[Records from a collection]
*-*-*

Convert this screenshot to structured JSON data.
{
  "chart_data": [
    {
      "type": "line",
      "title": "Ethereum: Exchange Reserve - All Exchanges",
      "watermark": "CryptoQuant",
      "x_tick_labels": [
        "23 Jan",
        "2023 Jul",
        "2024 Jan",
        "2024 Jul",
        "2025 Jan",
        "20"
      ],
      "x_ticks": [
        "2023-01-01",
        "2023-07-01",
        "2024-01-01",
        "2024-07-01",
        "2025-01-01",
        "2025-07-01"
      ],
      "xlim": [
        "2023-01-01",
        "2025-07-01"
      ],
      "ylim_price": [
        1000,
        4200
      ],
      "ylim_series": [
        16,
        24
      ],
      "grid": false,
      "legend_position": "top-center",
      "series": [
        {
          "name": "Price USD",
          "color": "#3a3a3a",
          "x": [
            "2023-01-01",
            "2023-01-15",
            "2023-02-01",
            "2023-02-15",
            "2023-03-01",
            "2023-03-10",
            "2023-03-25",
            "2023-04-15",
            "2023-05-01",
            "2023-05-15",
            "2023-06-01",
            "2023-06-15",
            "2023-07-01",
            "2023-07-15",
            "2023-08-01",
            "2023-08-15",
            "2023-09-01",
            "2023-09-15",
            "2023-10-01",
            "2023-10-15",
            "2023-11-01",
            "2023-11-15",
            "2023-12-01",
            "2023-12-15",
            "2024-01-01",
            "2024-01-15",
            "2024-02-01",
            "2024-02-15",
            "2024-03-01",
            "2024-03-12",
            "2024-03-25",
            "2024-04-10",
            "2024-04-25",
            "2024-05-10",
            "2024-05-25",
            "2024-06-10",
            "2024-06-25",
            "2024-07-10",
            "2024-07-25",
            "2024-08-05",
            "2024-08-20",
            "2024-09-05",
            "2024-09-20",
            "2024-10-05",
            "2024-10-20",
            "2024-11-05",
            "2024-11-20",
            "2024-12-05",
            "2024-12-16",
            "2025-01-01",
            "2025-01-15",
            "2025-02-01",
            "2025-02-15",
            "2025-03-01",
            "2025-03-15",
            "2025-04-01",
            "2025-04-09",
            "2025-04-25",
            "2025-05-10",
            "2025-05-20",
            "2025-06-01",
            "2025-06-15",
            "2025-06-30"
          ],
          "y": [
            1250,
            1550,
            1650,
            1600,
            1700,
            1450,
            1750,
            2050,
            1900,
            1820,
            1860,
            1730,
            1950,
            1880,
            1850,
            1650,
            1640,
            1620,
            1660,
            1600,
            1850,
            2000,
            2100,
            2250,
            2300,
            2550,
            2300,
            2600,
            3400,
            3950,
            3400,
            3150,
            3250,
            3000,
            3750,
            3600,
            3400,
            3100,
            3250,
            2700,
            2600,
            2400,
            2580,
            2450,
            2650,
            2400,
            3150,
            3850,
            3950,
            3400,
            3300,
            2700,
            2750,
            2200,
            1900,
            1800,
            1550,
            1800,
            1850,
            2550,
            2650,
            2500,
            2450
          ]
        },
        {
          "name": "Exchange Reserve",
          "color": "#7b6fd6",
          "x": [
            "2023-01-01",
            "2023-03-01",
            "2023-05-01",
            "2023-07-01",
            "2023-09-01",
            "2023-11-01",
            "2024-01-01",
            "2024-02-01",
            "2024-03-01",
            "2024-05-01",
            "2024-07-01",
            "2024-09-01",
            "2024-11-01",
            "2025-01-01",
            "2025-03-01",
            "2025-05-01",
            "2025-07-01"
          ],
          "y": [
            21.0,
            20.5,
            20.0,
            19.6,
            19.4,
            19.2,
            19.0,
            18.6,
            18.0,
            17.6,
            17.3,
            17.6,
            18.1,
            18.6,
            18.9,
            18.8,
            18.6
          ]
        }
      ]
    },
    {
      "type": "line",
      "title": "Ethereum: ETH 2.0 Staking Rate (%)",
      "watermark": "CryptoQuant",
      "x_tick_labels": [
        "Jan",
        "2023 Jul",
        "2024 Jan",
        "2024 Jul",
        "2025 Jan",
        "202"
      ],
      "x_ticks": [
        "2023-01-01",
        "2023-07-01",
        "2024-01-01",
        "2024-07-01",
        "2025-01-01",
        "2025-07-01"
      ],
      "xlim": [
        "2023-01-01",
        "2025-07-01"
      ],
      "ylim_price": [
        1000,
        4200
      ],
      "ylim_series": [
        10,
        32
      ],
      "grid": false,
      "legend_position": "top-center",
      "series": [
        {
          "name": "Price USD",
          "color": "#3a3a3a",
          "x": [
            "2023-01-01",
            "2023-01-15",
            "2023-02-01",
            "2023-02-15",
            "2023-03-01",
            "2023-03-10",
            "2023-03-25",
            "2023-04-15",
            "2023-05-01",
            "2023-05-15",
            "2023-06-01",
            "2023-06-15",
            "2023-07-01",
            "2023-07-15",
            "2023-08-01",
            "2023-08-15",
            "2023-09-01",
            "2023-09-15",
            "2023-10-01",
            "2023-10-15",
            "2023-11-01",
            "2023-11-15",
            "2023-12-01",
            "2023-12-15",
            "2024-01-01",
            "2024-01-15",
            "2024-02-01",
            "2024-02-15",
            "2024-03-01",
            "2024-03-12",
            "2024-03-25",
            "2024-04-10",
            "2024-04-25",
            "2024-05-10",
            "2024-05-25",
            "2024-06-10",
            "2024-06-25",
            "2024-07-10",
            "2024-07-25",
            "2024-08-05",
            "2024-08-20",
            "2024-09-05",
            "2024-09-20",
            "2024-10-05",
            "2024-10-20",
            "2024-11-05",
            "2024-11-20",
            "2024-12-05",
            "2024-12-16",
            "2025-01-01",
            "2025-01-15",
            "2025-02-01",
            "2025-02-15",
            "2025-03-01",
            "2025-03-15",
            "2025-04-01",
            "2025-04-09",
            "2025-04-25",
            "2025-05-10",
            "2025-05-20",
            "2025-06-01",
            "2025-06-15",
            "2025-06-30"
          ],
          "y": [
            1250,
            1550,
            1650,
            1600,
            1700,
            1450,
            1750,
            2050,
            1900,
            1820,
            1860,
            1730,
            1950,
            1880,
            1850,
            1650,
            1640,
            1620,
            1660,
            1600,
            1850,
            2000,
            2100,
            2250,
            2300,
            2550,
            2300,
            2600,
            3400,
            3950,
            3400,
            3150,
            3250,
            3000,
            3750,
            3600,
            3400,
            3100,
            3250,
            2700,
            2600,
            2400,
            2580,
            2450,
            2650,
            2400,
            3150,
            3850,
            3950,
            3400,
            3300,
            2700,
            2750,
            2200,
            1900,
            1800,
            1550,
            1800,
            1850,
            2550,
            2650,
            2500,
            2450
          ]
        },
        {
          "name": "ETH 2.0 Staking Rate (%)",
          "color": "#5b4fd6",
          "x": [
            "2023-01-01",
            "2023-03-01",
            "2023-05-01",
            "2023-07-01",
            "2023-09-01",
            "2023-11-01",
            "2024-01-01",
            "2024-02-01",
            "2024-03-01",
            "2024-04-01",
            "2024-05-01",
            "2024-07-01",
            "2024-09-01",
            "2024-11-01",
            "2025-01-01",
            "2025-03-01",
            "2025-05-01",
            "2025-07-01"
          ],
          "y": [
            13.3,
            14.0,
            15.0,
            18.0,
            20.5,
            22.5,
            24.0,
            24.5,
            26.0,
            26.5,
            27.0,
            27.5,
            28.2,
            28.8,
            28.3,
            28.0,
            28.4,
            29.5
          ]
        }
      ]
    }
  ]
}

*-*-*

# INSTRUCTIONS FOR THE TASK
Collect the lines that hold "name".

# OUTPUT FOR THIS TASK
          "name": "Price USD",
          "name": "Exchange Reserve",
          "name": "Price USD",
          "name": "ETH 2.0 Staking Rate (%)",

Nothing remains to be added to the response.